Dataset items
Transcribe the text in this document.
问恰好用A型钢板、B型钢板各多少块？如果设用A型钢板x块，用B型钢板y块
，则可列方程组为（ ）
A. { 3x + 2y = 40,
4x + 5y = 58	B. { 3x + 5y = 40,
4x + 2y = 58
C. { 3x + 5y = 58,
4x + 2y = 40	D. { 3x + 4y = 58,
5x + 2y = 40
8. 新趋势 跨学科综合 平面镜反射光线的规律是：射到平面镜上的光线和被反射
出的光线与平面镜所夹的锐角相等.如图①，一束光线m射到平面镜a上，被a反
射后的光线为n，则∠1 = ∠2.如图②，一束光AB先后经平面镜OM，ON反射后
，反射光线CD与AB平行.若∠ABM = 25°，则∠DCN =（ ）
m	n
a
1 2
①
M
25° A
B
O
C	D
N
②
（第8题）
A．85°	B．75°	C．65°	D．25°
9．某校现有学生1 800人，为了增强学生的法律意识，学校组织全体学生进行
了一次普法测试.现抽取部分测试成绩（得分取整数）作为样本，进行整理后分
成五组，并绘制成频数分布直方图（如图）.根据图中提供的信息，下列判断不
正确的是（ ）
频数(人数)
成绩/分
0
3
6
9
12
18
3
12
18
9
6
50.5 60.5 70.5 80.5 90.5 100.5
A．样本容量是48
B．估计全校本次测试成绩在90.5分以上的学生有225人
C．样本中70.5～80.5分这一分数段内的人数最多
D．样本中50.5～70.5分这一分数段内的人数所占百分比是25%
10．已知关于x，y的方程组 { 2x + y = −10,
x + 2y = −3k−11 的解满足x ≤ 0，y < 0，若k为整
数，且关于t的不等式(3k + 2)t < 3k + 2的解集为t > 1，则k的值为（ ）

TASK INSTRUCTIONS:
Your task is to transcribe the listing above in full, exactly as given.

CORRECT RESPONSE:
Transcribe the text in this document.
问恰好用A型钢板、B型钢板各多少块？如果设用A型钢板x块，用B型钢板y块
，则可列方程组为（ ）
A. { 3x + 2y = 40,
4x + 5y = 58	B. { 3x + 5y = 40,
4x + 2y = 58
C. { 3x + 5y = 58,
4x + 2y = 40	D. { 3x + 4y = 58,
5x + 2y = 40
8. 新趋势 跨学科综合 平面镜反射光线的规律是：射到平面镜上的光线和被反射
出的光线与平面镜所夹的锐角相等.如图①，一束光线m射到平面镜a上，被a反
射后的光线为n，则∠1 = ∠2.如图②，一束光AB先后经平面镜OM，ON反射后
，反射光线CD与AB平行.若∠ABM = 25°，则∠DCN =（ ）
m	n
a
1 2
①
M
25° A
B
O
C	D
N
②
（第8题）
A．85°	B．75°	C．65°	D．25°
9．某校现有学生1 800人，为了增强学生的法律意识，学校组织全体学生进行
了一次普法测试.现抽取部分测试成绩（得分取整数）作为样本，进行整理后分
成五组，并绘制成频数分布直方图（如图）.根据图中提供的信息，下列判断不
正确的是（ ）
频数(人数)
成绩/分
0
3
6
9
12
18
3
12
18
9
6
50.5 60.5 70.5 80.5 90.5 100.5
A．样本容量是48
B．估计全校本次测试成绩在90.5分以上的学生有225人
C．样本中70.5～80.5分这一分数段内的人数最多
D．样本中50.5～70.5分这一分数段内的人数所占百分比是25%
10．已知关于x，y的方程组 { 2x + y = −10,
x + 2y = −3k−11 的解满足x ≤ 0，y < 0，若k为整
数，且关于t的不等式(3k + 2)t < 3k + 2的解集为t > 1，则k的值为（ ）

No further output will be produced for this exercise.